**Dataset items**
— BEGIN —

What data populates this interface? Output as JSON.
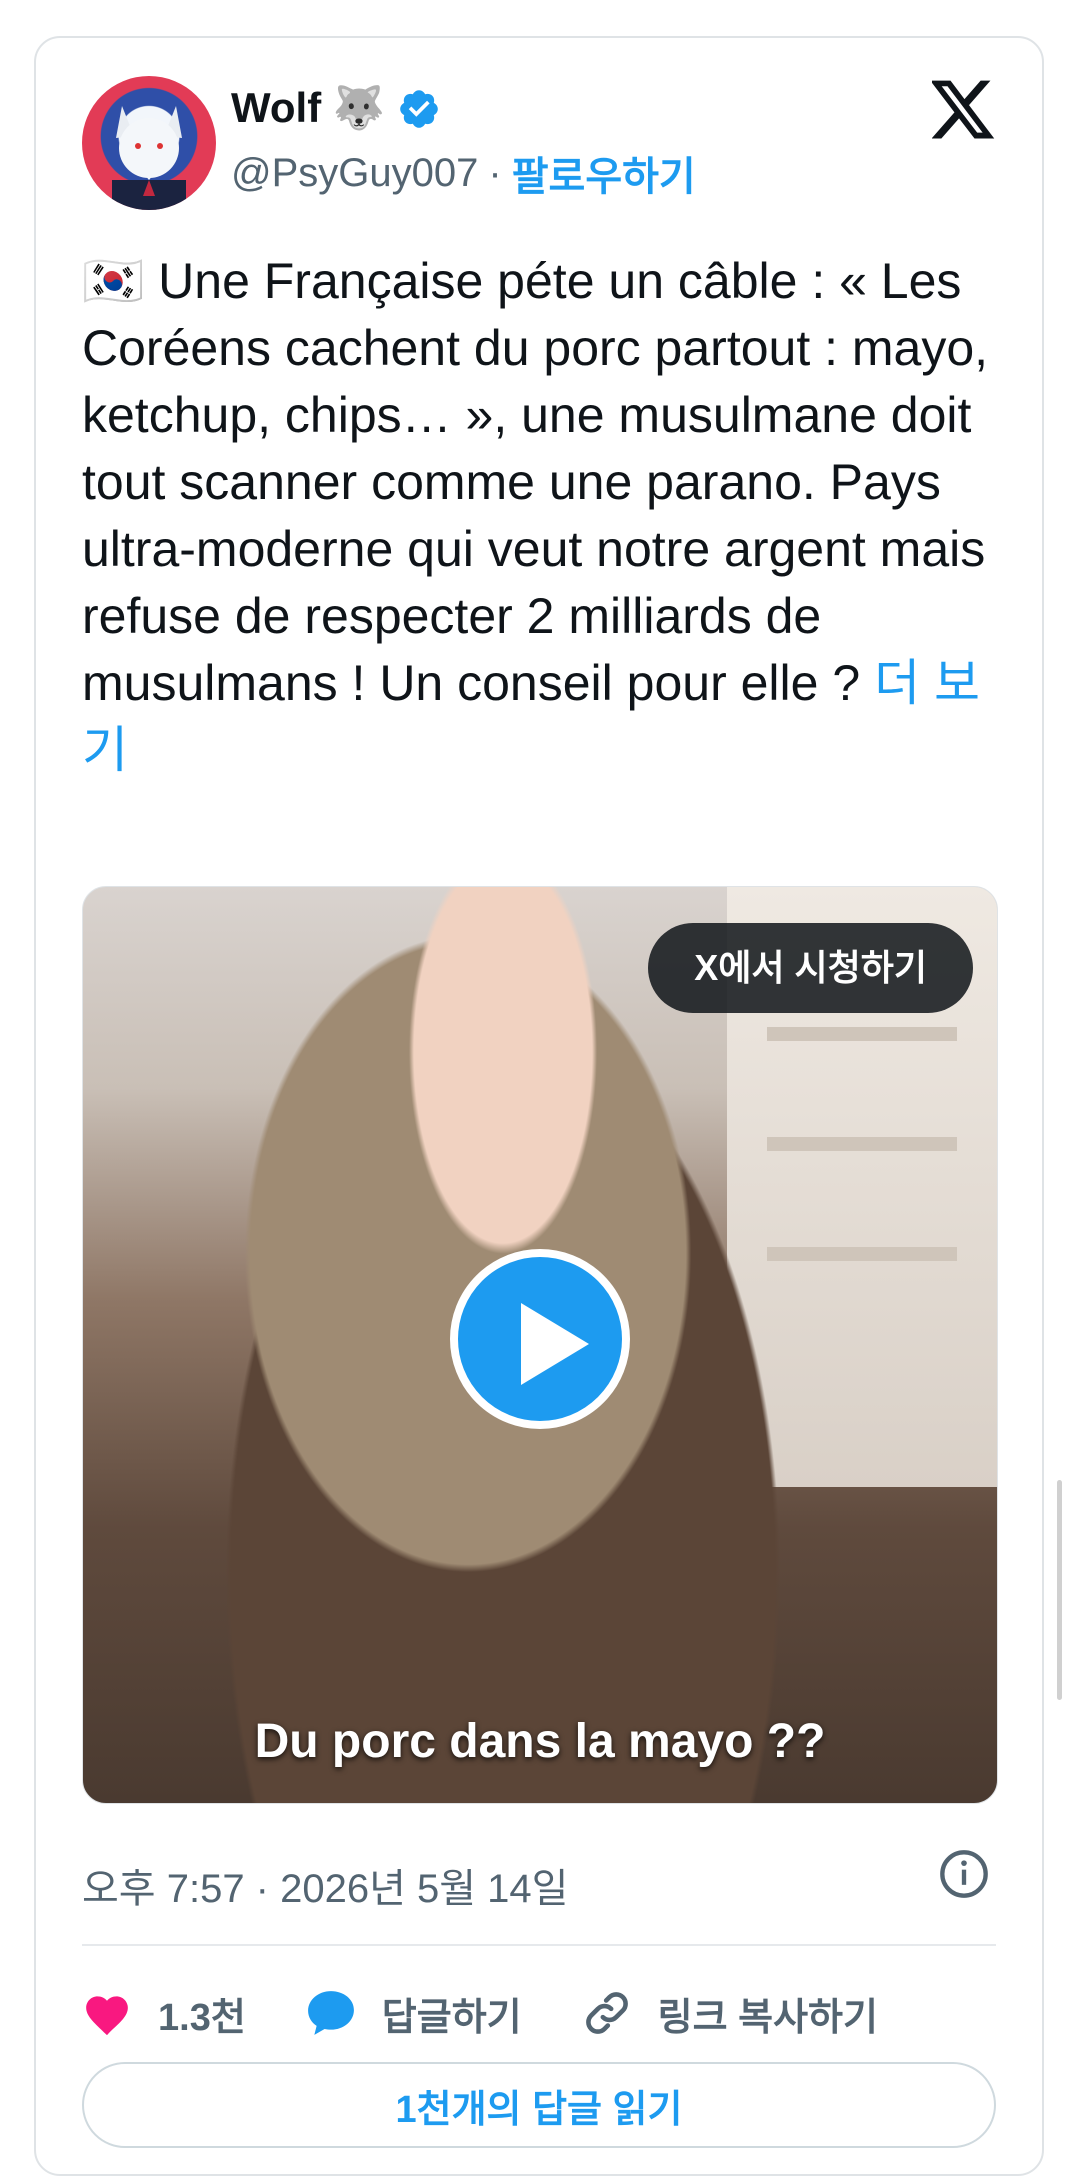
{
  "tweet": {
    "author_name": "Wolf 🐺",
    "handle": "@PsyGuy007",
    "separator": "·",
    "follow_label": "팔로우하기",
    "text": "🇰🇷 Une Française péte un câble : « Les  Coréens cachent du porc partout : mayo, ketchup, chips… », une musulmane doit tout scanner comme une parano. Pays ultra-moderne qui veut notre argent mais refuse de respecter 2 milliards de musulmans ! Un conseil pour elle ?",
    "more_label": "더 보기",
    "media": {
      "watch_label": "X에서 시청하기",
      "caption": "Du porc dans la mayo ??"
    },
    "timestamp": "오후 7:57 · 2026년 5월 14일",
    "actions": {
      "like_count": "1.3천",
      "reply_label": "답글하기",
      "copy_link_label": "링크 복사하기"
    },
    "read_replies_label": "1천개의 답글 읽기"
  },
  "icons": {
    "verified": "verified-badge-icon",
    "x_logo": "x-logo-icon",
    "info": "info-icon",
    "heart": "heart-icon",
    "reply": "reply-bubble-icon",
    "link": "link-icon",
    "play": "play-icon"
  },
  "colors": {
    "accent": "#1d9bf0",
    "like": "#f91880",
    "muted": "#536471"
  }
}
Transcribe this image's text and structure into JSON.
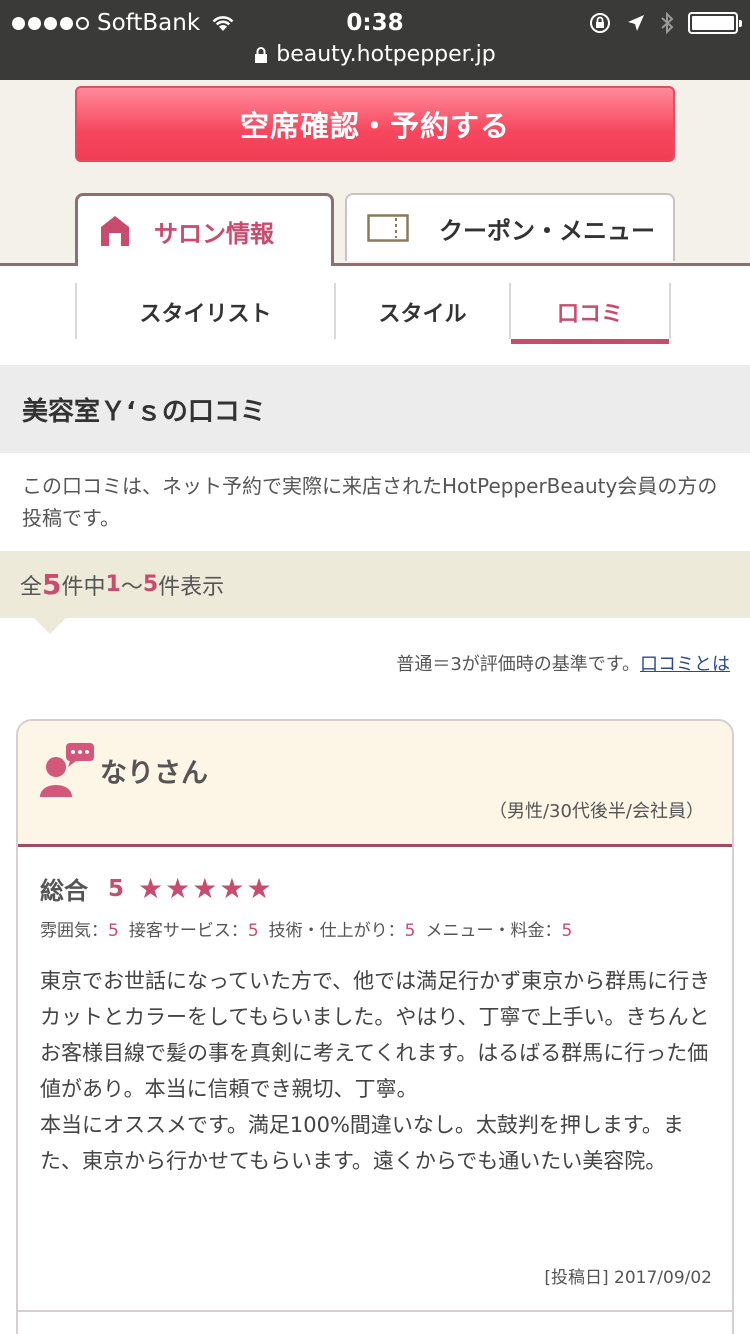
{
  "status_bar": {
    "carrier": "SoftBank",
    "time": "0:38",
    "url": "beauty.hotpepper.jp"
  },
  "reserve": {
    "label": "空席確認・予約する"
  },
  "tabs": [
    {
      "label": "サロン情報",
      "active": true
    },
    {
      "label": "クーポン・メニュー",
      "active": false
    }
  ],
  "subtabs": [
    {
      "label": "スタイリスト",
      "active": false
    },
    {
      "label": "スタイル",
      "active": false
    },
    {
      "label": "口コミ",
      "active": true
    }
  ],
  "section": {
    "title": "美容室Ｙ‘ｓの口コミ",
    "description": "この口コミは、ネット予約で実際に来店されたHotPepperBeauty会員の方の投稿です。"
  },
  "count": {
    "prefix": "全",
    "total": "5",
    "mid": "件中",
    "from": "1",
    "tilde": "～",
    "to": "5",
    "suffix": "件表示"
  },
  "note": {
    "text": "普通＝3が評価時の基準です。",
    "link": "口コミとは"
  },
  "review": {
    "reviewer": "なりさん",
    "meta": "（男性/30代後半/会社員）",
    "overall_label": "総合",
    "overall_score": "5",
    "stars": 5,
    "subscores": [
      {
        "label": "雰囲気：",
        "value": "5"
      },
      {
        "label": "接客サービス：",
        "value": "5"
      },
      {
        "label": "技術・仕上がり：",
        "value": "5"
      },
      {
        "label": "メニュー・料金：",
        "value": "5"
      }
    ],
    "body": "東京でお世話になっていた方で、他では満足行かず東京から群馬に行きカットとカラーをしてもらいました。やはり、丁寧で上手い。きちんとお客様目線で髪の事を真剣に考えてくれます。はるばる群馬に行った価値があり。本当に信頼でき親切、丁寧。\n本当にオススメです。満足100%間違いなし。太鼓判を押します。また、東京から行かせてもらいます。遠くからでも通いたい美容院。",
    "post_date": "[投稿日] 2017/09/02"
  },
  "colors": {
    "accent": "#c94c6e",
    "reserve_button": "#f7475e",
    "status_bar": "#3a3a38",
    "header_bg": "#f3f1e9"
  }
}
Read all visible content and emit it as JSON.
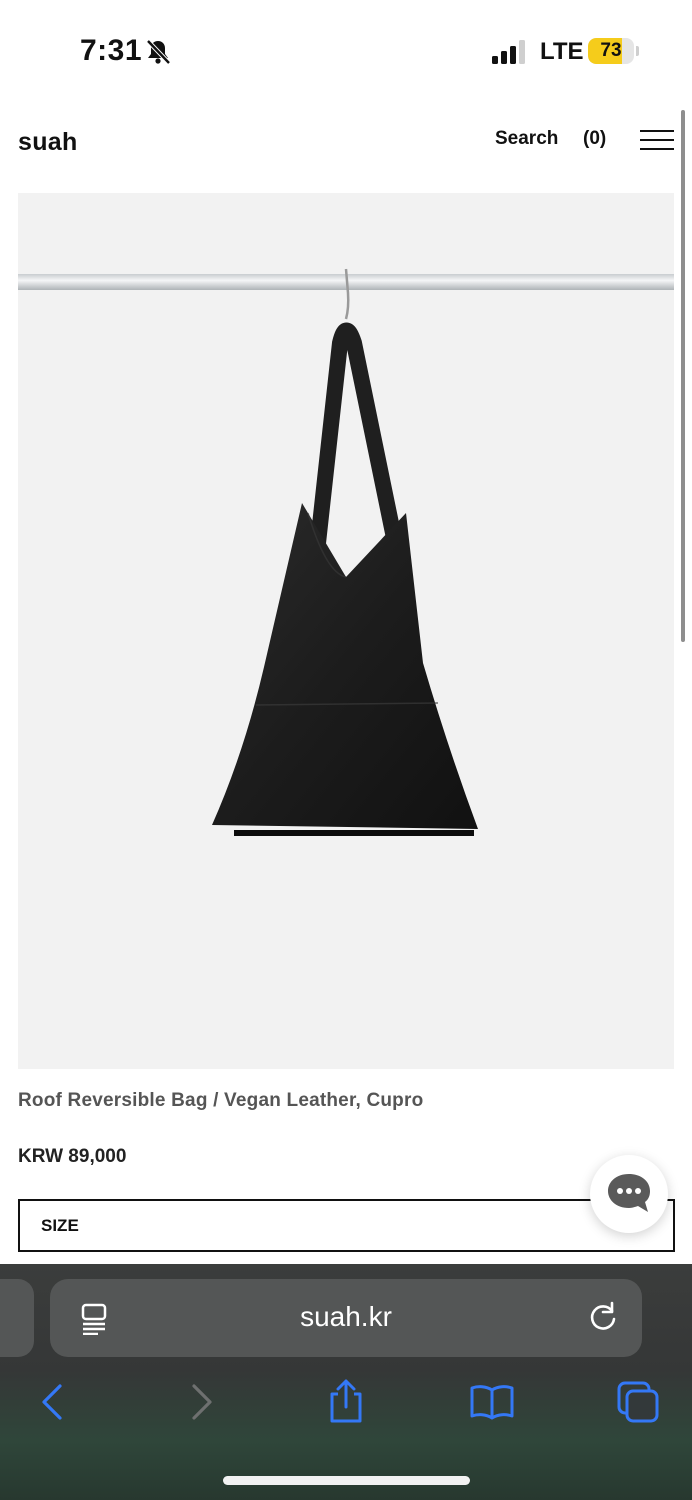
{
  "status_bar": {
    "time": "7:31",
    "network": "LTE",
    "battery": "73",
    "battery_level": 0.73
  },
  "header": {
    "logo": "suah",
    "search_label": "Search",
    "cart_label": "(0)"
  },
  "product": {
    "title": "Roof Reversible Bag / Vegan Leather, Cupro",
    "price": "KRW 89,000",
    "size_label": "SIZE"
  },
  "browser": {
    "url": "suah.kr"
  },
  "colors": {
    "accent": "#3478f6",
    "battery": "#f5cc1b",
    "safari_bar": "#3b3d3c"
  }
}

— END —

Show each line of the listing that holds the string "porc".

    "text": "🇰🇷 Une Française péte un câble : « Les  Coréens cachent du porc partout : mayo, ketchup, chips… », une musulmane doit tout scanner comme une parano. Pays ultra-moderne qui veut notre argent mais refuse de respecter 2 milliards de musulmans ! Un conseil pour elle ?",
      "caption": "Du porc dans la mayo ??"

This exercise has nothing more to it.